(begin)

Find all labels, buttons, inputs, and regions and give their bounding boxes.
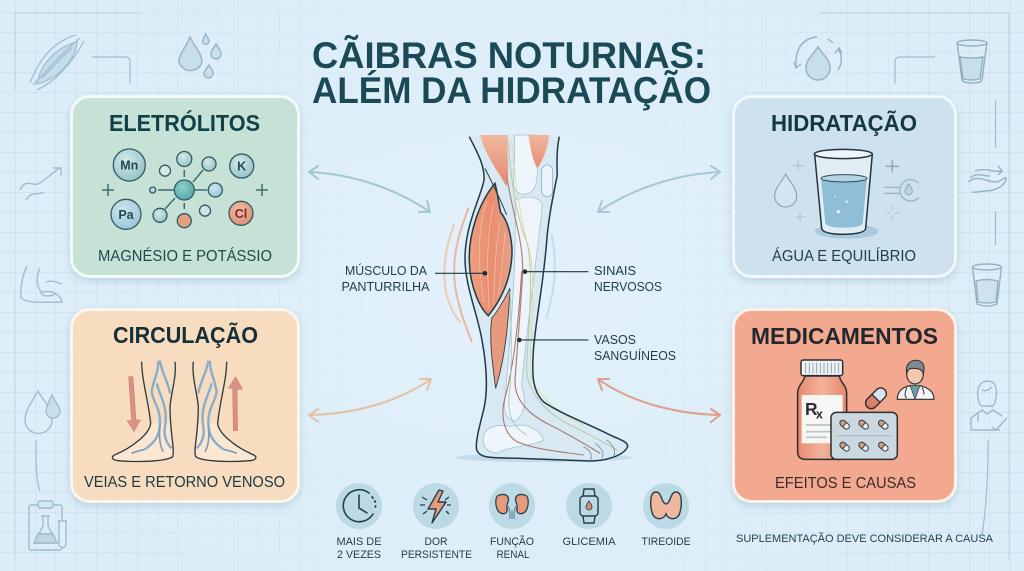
arrow: hidratação to leg <box>598 166 720 212</box>
molecule diagram: Pa <box>118 208 135 222</box>
molecule diagram: K <box>237 160 246 174</box>
label: sinais nervosos: NERVOSOS <box>594 279 662 294</box>
indicator: tireoide <box>642 483 690 548</box>
label: vasos sanguíneos <box>594 332 676 363</box>
illustration: glass of water <box>775 149 919 239</box>
illustration: legs with veins and flow arrows <box>112 361 256 461</box>
icon: female doctor <box>971 381 1007 430</box>
caption: água e equilíbrio: ÁGUA E EQUILÍBRIO <box>772 246 916 265</box>
heading: hidratação: HIDRATAÇÃO <box>771 109 917 136</box>
icon: glass top right <box>957 40 987 83</box>
icon: muscle fibres <box>30 35 84 90</box>
caption: efeitos e causas: EFEITOS E CAUSAS <box>775 475 916 492</box>
indicator: dor persistente: PERSISTENTE <box>401 549 472 561</box>
indicator: glicemia: GLICEMIA <box>562 536 616 548</box>
molecule diagram: Cl <box>235 207 247 221</box>
icon: flexed arm <box>21 266 62 302</box>
heading: circulação: CIRCULAÇÃO <box>113 321 258 348</box>
label: vasos sanguíneos: VASOS <box>594 332 636 347</box>
title: ALÉM DA HIDRATAÇÃO <box>312 69 711 111</box>
title <box>312 34 711 111</box>
icon: water drops <box>179 34 221 78</box>
icon: trend chart left <box>20 168 61 200</box>
caption: magnésio e potássio: MAGNÉSIO E POTÁSSIO <box>98 246 272 265</box>
illustration: medicine bottle, pills and doctor <box>798 360 934 459</box>
illustration: medicine bottle, pills and doctor: R <box>805 399 818 419</box>
arrow: medicamentos to leg <box>598 379 720 422</box>
indicator: mais de 2 vezes: MAIS DE <box>336 536 382 548</box>
label: músculo da panturrilha: PANTURRILHA <box>342 279 430 294</box>
label: sinais nervosos: SINAIS <box>594 263 636 278</box>
indicator: mais de 2 vezes: 2 VEZES <box>337 549 381 561</box>
icon: hand with arrow <box>968 166 1006 192</box>
title: CÃIBRAS NOTURNAS: <box>312 34 706 76</box>
label: músculo da panturrilha <box>342 263 430 294</box>
panel: hidratação <box>734 96 956 276</box>
indicator: tireoide: TIREOIDE <box>642 536 690 548</box>
icon: water cycle <box>794 37 842 80</box>
leader line: sinais nervosos <box>523 269 588 274</box>
leader line: vasos sanguíneos <box>517 338 588 342</box>
label: vasos sanguíneos: SANGUÍNEOS <box>594 348 676 363</box>
illustration: medicine bottle, pills and doctor: x <box>816 407 823 421</box>
icon: clipboard flask <box>29 501 67 550</box>
panel: eletrólitos <box>72 96 298 276</box>
indicator: dor persistente: DOR <box>424 536 448 548</box>
icon: two drops left <box>25 391 60 434</box>
molecule diagram <box>102 149 268 229</box>
label: sinais nervosos <box>594 263 662 294</box>
icon: glass right side <box>972 264 1002 306</box>
leader line: músculo da panturrilha <box>435 271 487 276</box>
indicator: glicemia <box>562 483 616 548</box>
panel: circulação <box>72 310 298 502</box>
molecule diagram: Mn <box>120 158 138 172</box>
label: músculo da panturrilha: MÚSCULO DA <box>345 263 427 278</box>
indicator: dor persistente <box>401 483 472 561</box>
caption: veias e retorno venoso: VEIAS E RETORNO VENOSO <box>84 474 285 491</box>
panel: medicamentos <box>734 310 956 502</box>
heading: eletrólitos: ELETRÓLITOS <box>109 109 260 136</box>
indicator: mais de 2 vezes <box>336 483 382 561</box>
indicator: função renal <box>489 483 535 561</box>
arrow: eletrólitos to leg <box>309 166 430 212</box>
suplementação note: SUPLEMENTAÇÃO DEVE CONSIDERAR A CAUSA <box>736 532 994 545</box>
indicator: função renal: RENAL <box>496 549 530 561</box>
arrow: circulação to leg <box>309 379 431 422</box>
heading: medicamentos: MEDICAMENTOS <box>751 323 938 349</box>
illustration: leg anatomy <box>435 135 632 462</box>
indicator: função renal: FUNÇÃO <box>490 535 534 548</box>
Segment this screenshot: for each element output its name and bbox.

(end)

## TASK STATEMENT
Pick out every line in the records above that contains the word "doctor", and copy each of those lines.

## ANSWER TO THE PROBLEM
icon: female doctor <box>971 381 1007 430</box>
illustration: medicine bottle, pills and doctor <box>798 360 934 459</box>
illustration: medicine bottle, pills and doctor: R <box>805 399 818 419</box>
illustration: medicine bottle, pills and doctor: x <box>816 407 823 421</box>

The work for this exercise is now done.